Write the material out again, line by line, exactly as it is.

* _Collected data_
____________

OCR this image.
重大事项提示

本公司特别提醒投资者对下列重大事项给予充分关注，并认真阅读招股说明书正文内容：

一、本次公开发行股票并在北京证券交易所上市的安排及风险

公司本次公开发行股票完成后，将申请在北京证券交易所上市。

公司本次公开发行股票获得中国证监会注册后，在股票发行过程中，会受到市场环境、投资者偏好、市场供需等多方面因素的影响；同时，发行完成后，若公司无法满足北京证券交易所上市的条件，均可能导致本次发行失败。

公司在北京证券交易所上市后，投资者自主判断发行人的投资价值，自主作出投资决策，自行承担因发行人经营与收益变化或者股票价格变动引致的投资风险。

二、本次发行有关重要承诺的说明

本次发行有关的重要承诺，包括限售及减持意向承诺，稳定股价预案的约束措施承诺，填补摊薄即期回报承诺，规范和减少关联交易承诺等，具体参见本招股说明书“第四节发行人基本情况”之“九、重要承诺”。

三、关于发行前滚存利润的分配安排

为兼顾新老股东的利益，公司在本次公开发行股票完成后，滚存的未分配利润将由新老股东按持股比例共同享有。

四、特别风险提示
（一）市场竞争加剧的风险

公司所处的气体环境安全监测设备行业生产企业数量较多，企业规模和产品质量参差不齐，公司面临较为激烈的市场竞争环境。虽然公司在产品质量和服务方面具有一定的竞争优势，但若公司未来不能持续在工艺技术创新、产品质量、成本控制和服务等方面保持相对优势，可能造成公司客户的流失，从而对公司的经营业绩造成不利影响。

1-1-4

____________

* _Result of this task_
OCR this image.
重大事项提示

本公司特别提醒投资者对下列重大事项给予充分关注，并认真阅读招股说明书正文内容：

一、本次公开发行股票并在北京证券交易所上市的安排及风险

公司本次公开发行股票完成后，将申请在北京证券交易所上市。

公司本次公开发行股票获得中国证监会注册后，在股票发行过程中，会受到市场环境、投资者偏好、市场供需等多方面因素的影响；同时，发行完成后，若公司无法满足北京证券交易所上市的条件，均可能导致本次发行失败。

公司在北京证券交易所上市后，投资者自主判断发行人的投资价值，自主作出投资决策，自行承担因发行人经营与收益变化或者股票价格变动引致的投资风险。

二、本次发行有关重要承诺的说明

本次发行有关的重要承诺，包括限售及减持意向承诺，稳定股价预案的约束措施承诺，填补摊薄即期回报承诺，规范和减少关联交易承诺等，具体参见本招股说明书“第四节发行人基本情况”之“九、重要承诺”。

三、关于发行前滚存利润的分配安排

为兼顾新老股东的利益，公司在本次公开发行股票完成后，滚存的未分配利润将由新老股东按持股比例共同享有。

四、特别风险提示
（一）市场竞争加剧的风险

公司所处的气体环境安全监测设备行业生产企业数量较多，企业规模和产品质量参差不齐，公司面临较为激烈的市场竞争环境。虽然公司在产品质量和服务方面具有一定的竞争优势，但若公司未来不能持续在工艺技术创新、产品质量、成本控制和服务等方面保持相对优势，可能造成公司客户的流失，从而对公司的经营业绩造成不利影响。

1-1-4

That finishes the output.